SHORT TASK: Show all lines holding the string "Account".

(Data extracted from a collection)
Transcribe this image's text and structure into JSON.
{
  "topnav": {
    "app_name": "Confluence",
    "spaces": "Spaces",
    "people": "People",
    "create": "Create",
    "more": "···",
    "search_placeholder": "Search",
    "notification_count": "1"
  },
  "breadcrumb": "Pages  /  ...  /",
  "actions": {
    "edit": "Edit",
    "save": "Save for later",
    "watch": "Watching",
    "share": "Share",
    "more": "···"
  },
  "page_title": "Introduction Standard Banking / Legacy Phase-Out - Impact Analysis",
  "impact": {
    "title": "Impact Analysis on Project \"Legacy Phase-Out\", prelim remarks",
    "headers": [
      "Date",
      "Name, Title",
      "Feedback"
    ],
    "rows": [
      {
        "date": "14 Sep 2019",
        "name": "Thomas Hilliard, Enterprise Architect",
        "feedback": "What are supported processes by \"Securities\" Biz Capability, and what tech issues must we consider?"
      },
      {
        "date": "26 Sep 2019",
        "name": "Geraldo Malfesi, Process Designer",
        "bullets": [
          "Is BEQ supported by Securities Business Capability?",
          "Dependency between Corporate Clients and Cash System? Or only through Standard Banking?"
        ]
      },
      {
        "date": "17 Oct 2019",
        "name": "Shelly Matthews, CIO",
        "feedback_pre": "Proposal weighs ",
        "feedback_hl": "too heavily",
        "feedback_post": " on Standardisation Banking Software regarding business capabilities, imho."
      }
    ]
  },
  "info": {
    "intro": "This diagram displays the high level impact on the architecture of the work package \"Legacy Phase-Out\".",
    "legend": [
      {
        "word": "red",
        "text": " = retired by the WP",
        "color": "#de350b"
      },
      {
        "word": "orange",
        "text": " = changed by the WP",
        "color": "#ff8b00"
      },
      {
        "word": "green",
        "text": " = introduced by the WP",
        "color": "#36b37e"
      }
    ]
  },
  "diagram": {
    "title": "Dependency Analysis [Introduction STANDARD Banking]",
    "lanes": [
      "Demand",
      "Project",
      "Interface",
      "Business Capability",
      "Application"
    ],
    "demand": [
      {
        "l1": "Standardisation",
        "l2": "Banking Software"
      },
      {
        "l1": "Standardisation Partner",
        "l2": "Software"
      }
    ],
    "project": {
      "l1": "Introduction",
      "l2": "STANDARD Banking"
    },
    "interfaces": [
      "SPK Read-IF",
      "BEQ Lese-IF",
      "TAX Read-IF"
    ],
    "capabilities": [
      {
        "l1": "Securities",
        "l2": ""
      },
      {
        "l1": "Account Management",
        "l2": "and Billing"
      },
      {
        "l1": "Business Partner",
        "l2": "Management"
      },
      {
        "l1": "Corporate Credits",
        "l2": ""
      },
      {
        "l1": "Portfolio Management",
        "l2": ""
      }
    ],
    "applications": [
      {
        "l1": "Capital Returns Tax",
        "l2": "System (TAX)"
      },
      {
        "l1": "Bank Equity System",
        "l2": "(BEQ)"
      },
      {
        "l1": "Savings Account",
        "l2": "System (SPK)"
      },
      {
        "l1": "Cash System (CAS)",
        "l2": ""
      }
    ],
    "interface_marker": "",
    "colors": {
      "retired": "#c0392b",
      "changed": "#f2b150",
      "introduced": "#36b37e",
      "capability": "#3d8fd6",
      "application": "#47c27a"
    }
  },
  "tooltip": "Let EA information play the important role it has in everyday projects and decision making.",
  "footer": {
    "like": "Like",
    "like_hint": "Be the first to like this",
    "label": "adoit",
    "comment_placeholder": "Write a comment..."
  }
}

EXERCISE RESULT:
        "l1": "Account Management",
        "l1": "Savings Account",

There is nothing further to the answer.